> _Set problem_: Return, unchanged, the lines from the start of the entries through the line containing "data-source-value: World Health", with that line included.

++++++++++

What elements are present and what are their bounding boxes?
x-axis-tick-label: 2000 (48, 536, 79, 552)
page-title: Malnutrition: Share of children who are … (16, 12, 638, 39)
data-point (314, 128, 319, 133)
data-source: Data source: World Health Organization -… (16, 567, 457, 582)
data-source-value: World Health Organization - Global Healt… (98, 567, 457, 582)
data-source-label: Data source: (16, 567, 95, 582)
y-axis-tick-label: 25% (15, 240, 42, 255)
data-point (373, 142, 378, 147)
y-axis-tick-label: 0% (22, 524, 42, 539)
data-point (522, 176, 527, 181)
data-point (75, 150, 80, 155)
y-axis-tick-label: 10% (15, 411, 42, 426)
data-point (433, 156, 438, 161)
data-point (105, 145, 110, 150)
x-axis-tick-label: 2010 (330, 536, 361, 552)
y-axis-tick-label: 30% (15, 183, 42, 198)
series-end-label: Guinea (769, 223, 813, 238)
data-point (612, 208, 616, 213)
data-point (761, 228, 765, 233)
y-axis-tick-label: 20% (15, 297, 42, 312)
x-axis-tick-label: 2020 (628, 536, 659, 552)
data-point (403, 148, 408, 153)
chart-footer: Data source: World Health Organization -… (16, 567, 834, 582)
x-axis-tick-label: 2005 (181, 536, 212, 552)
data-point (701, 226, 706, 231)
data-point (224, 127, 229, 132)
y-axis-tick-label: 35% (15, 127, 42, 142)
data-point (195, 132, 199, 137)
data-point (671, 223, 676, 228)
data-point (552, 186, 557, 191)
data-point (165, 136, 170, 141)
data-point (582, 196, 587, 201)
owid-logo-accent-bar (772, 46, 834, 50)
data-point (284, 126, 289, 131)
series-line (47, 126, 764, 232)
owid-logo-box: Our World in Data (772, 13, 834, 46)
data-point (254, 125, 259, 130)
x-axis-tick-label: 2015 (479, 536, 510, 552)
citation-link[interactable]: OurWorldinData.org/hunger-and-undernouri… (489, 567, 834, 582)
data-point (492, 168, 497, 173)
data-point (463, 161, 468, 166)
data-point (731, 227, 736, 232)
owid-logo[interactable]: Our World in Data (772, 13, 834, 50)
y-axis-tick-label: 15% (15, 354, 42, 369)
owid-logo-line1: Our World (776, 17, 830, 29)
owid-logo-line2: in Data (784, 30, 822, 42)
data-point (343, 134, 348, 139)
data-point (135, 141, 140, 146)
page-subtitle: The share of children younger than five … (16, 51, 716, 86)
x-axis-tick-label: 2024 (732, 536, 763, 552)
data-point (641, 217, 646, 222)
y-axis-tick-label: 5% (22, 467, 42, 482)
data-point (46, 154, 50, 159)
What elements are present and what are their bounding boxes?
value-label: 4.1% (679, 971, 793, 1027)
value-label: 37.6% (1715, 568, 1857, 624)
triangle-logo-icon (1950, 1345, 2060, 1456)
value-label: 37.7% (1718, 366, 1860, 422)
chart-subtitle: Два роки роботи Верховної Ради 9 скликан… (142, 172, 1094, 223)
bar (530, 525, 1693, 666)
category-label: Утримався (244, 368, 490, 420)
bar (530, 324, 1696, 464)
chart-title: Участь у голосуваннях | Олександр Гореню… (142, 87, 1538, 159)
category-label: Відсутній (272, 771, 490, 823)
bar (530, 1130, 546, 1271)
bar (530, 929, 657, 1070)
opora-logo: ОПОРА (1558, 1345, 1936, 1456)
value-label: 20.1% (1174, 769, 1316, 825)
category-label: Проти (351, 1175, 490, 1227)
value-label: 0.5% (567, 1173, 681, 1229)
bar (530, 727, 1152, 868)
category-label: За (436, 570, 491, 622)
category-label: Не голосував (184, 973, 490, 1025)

++++++++++

> _Expected answer_:
What elements are present and what are their bounding boxes?
x-axis-tick-label: 2000 (48, 536, 79, 552)
page-title: Malnutrition: Share of children who are … (16, 12, 638, 39)
data-point (314, 128, 319, 133)
data-source: Data source: World Health Organization -… (16, 567, 457, 582)
data-source-value: World Health Organization - Global Healt… (98, 567, 457, 582)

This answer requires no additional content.